## Request:
Transcribe every line, keeping it exact.

## Input rows:
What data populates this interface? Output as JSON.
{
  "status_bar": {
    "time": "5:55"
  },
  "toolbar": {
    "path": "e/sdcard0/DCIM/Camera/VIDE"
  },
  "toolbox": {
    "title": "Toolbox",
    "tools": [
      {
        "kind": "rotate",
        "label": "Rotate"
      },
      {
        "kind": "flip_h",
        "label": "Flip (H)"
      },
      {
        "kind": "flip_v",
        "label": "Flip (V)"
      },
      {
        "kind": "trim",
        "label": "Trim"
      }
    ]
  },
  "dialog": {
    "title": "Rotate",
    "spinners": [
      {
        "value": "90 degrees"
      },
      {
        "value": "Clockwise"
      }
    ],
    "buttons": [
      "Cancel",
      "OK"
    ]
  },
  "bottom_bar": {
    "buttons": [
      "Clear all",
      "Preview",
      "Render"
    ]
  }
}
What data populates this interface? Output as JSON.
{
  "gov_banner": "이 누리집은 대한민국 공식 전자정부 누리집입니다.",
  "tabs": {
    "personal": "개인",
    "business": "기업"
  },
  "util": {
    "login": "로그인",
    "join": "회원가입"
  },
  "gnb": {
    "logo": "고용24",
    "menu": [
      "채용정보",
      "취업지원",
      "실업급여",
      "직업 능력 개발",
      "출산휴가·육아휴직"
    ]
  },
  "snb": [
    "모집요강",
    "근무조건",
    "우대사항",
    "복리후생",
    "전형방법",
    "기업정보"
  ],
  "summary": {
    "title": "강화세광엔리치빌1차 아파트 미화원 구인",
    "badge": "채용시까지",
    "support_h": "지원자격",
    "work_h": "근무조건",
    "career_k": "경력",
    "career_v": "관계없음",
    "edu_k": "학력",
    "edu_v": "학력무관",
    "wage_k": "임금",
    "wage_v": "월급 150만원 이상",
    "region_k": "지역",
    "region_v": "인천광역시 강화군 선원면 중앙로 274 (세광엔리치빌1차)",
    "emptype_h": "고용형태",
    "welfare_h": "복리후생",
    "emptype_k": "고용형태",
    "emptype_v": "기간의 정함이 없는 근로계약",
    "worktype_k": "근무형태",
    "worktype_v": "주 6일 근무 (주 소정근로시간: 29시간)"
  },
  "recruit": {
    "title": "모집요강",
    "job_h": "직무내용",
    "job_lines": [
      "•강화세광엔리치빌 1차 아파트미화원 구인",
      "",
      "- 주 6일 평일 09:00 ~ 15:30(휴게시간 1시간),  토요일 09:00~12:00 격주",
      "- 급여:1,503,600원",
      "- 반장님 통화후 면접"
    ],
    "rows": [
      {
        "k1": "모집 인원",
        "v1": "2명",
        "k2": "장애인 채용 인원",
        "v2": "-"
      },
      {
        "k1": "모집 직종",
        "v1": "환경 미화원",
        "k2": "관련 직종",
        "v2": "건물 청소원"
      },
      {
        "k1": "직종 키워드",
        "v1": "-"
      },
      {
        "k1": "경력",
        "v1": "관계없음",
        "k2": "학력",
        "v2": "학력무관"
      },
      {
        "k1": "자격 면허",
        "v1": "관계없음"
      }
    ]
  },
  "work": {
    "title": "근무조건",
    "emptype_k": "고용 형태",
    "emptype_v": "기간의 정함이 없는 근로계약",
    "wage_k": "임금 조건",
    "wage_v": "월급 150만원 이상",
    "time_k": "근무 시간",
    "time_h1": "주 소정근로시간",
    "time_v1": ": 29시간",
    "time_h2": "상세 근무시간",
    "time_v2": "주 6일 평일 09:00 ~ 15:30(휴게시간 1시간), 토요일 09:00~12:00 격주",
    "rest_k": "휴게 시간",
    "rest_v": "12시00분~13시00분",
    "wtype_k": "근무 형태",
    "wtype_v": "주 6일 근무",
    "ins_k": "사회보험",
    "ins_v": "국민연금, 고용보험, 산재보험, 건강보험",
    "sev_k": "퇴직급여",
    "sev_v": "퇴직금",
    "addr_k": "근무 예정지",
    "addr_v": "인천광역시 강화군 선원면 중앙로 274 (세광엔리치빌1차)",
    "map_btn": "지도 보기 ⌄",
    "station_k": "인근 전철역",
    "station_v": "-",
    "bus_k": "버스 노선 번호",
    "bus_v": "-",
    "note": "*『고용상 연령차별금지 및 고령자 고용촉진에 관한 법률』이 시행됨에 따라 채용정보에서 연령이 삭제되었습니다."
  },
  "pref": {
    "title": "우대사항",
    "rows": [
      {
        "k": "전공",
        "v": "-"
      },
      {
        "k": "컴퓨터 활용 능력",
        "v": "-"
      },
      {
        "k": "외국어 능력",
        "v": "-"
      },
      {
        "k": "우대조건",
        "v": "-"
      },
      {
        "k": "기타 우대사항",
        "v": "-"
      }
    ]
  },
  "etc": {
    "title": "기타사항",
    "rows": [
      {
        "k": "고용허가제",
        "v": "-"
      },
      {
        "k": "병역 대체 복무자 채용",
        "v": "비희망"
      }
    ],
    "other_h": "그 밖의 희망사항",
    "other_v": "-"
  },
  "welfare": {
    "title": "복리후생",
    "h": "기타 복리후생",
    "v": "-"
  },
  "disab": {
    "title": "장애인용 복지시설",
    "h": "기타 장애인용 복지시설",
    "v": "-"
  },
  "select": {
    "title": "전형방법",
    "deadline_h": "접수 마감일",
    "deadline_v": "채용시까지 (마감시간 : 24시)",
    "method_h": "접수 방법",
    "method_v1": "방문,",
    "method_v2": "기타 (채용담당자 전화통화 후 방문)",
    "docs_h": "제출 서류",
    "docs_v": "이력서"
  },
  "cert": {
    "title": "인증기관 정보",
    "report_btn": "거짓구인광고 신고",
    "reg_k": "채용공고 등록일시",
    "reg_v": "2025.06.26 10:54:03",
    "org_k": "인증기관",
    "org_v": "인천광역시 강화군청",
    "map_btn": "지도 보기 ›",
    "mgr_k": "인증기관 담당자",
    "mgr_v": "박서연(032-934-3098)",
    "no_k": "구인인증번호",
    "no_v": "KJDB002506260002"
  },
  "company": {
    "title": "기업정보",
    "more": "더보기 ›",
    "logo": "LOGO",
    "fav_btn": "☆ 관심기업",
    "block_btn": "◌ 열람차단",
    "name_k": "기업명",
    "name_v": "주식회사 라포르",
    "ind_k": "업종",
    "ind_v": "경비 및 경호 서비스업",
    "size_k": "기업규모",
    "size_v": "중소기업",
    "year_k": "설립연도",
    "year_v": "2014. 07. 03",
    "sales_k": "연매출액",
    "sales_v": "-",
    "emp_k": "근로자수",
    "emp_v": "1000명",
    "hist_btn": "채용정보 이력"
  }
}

## Completed task:
What data populates this interface? Output as JSON.
{
  "status_bar": {
    "time": "5:55"
  },
  "toolbar": {
    "path": "e/sdcard0/DCIM/Camera/VIDE"
  },
  "toolbox": {
    "title": "Toolbox",
    "tools": [
      {
        "kind": "rotate",
        "label": "Rotate"
      },
      {
        "kind": "flip_h",
        "label": "Flip (H)"
      },
      {
        "kind": "flip_v",
        "label": "Flip (V)"
      },
      {
        "kind": "trim",
        "label": "Trim"
      }
    ]
  },
  "dialog": {
    "title": "Rotate",
    "spinners": [
      {
        "value": "90 degrees"
      },
      {
        "value": "Clockwise"
      }
    ],
    "buttons": [
      "Cancel",
      "OK"
    ]
  },
  "bottom_bar": {
    "buttons": [
      "Clear all",
      "Preview",
      "Render"
    ]
  }
}
What data populates this interface? Output as JSON.
{
  "gov_banner": "이 누리집은 대한민국 공식 전자정부 누리집입니다.",
  "tabs": {
    "personal": "개인",
    "business": "기업"
  },
  "util": {
    "login": "로그인",
    "join": "회원가입"
  },
  "gnb": {
    "logo": "고용24",
    "menu": [
      "채용정보",
      "취업지원",
      "실업급여",
      "직업 능력 개발",
      "출산휴가·육아휴직"
    ]
  },
  "snb": [
    "모집요강",
    "근무조건",
    "우대사항",
    "복리후생",
    "전형방법",
    "기업정보"
  ],
  "summary": {
    "title": "강화세광엔리치빌1차 아파트 미화원 구인",
    "badge": "채용시까지",
    "support_h": "지원자격",
    "work_h": "근무조건",
    "career_k": "경력",
    "career_v": "관계없음",
    "edu_k": "학력",
    "edu_v": "학력무관",
    "wage_k": "임금",
    "wage_v": "월급 150만원 이상",
    "region_k": "지역",
    "region_v": "인천광역시 강화군 선원면 중앙로 274 (세광엔리치빌1차)",
    "emptype_h": "고용형태",
    "welfare_h": "복리후생",
    "emptype_k": "고용형태",
    "emptype_v": "기간의 정함이 없는 근로계약",
    "worktype_k": "근무형태",
    "worktype_v": "주 6일 근무 (주 소정근로시간: 29시간)"
  },
  "recruit": {
    "title": "모집요강",
    "job_h": "직무내용",
    "job_lines": [
      "•강화세광엔리치빌 1차 아파트미화원 구인",
      "",
      "- 주 6일 평일 09:00 ~ 15:30(휴게시간 1시간),  토요일 09:00~12:00 격주",
      "- 급여:1,503,600원",
      "- 반장님 통화후 면접"
    ],
    "rows": [
      {
        "k1": "모집 인원",
        "v1": "2명",
        "k2": "장애인 채용 인원",
        "v2": "-"
      },
      {
        "k1": "모집 직종",
        "v1": "환경 미화원",
        "k2": "관련 직종",
        "v2": "건물 청소원"
      },
      {
        "k1": "직종 키워드",
        "v1": "-"
      },
      {
        "k1": "경력",
        "v1": "관계없음",
        "k2": "학력",
        "v2": "학력무관"
      },
      {
        "k1": "자격 면허",
        "v1": "관계없음"
      }
    ]
  },
  "work": {
    "title": "근무조건",
    "emptype_k": "고용 형태",
    "emptype_v": "기간의 정함이 없는 근로계약",
    "wage_k": "임금 조건",
    "wage_v": "월급 150만원 이상",
    "time_k": "근무 시간",
    "time_h1": "주 소정근로시간",
    "time_v1": ": 29시간",
    "time_h2": "상세 근무시간",
    "time_v2": "주 6일 평일 09:00 ~ 15:30(휴게시간 1시간), 토요일 09:00~12:00 격주",
    "rest_k": "휴게 시간",
    "rest_v": "12시00분~13시00분",
    "wtype_k": "근무 형태",
    "wtype_v": "주 6일 근무",
    "ins_k": "사회보험",
    "ins_v": "국민연금, 고용보험, 산재보험, 건강보험",
    "sev_k": "퇴직급여",
    "sev_v": "퇴직금",
    "addr_k": "근무 예정지",
    "addr_v": "인천광역시 강화군 선원면 중앙로 274 (세광엔리치빌1차)",
    "map_btn": "지도 보기 ⌄",
    "station_k": "인근 전철역",
    "station_v": "-",
    "bus_k": "버스 노선 번호",
    "bus_v": "-",
    "note": "*『고용상 연령차별금지 및 고령자 고용촉진에 관한 법률』이 시행됨에 따라 채용정보에서 연령이 삭제되었습니다."
  },
  "pref": {
    "title": "우대사항",
    "rows": [
      {
        "k": "전공",
        "v": "-"
      },
      {
        "k": "컴퓨터 활용 능력",
        "v": "-"
      },
      {
        "k": "외국어 능력",
        "v": "-"
      },
      {
        "k": "우대조건",
        "v": "-"
      },
      {
        "k": "기타 우대사항",
        "v": "-"
      }
    ]
  },
  "etc": {
    "title": "기타사항",
    "rows": [
      {
        "k": "고용허가제",
        "v": "-"
      },
      {
        "k": "병역 대체 복무자 채용",
        "v": "비희망"
      }
    ],
    "other_h": "그 밖의 희망사항",
    "other_v": "-"
  },
  "welfare": {
    "title": "복리후생",
    "h": "기타 복리후생",
    "v": "-"
  },
  "disab": {
    "title": "장애인용 복지시설",
    "h": "기타 장애인용 복지시설",
    "v": "-"
  },
  "select": {
    "title": "전형방법",
    "deadline_h": "접수 마감일",
    "deadline_v": "채용시까지 (마감시간 : 24시)",
    "method_h": "접수 방법",
    "method_v1": "방문,",
    "method_v2": "기타 (채용담당자 전화통화 후 방문)",
    "docs_h": "제출 서류",
    "docs_v": "이력서"
  },
  "cert": {
    "title": "인증기관 정보",
    "report_btn": "거짓구인광고 신고",
    "reg_k": "채용공고 등록일시",
    "reg_v": "2025.06.26 10:54:03",
    "org_k": "인증기관",
    "org_v": "인천광역시 강화군청",
    "map_btn": "지도 보기 ›",
    "mgr_k": "인증기관 담당자",
    "mgr_v": "박서연(032-934-3098)",
    "no_k": "구인인증번호",
    "no_v": "KJDB002506260002"
  },
  "company": {
    "title": "기업정보",
    "more": "더보기 ›",
    "logo": "LOGO",
    "fav_btn": "☆ 관심기업",
    "block_btn": "◌ 열람차단",
    "name_k": "기업명",
    "name_v": "주식회사 라포르",
    "ind_k": "업종",
    "ind_v": "경비 및 경호 서비스업",
    "size_k": "기업규모",
    "size_v": "중소기업",
    "year_k": "설립연도",
    "year_v": "2014. 07. 03",
    "sales_k": "연매출액",
    "sales_v": "-",
    "emp_k": "근로자수",
    "emp_v": "1000명",
    "hist_btn": "채용정보 이력"
  }
}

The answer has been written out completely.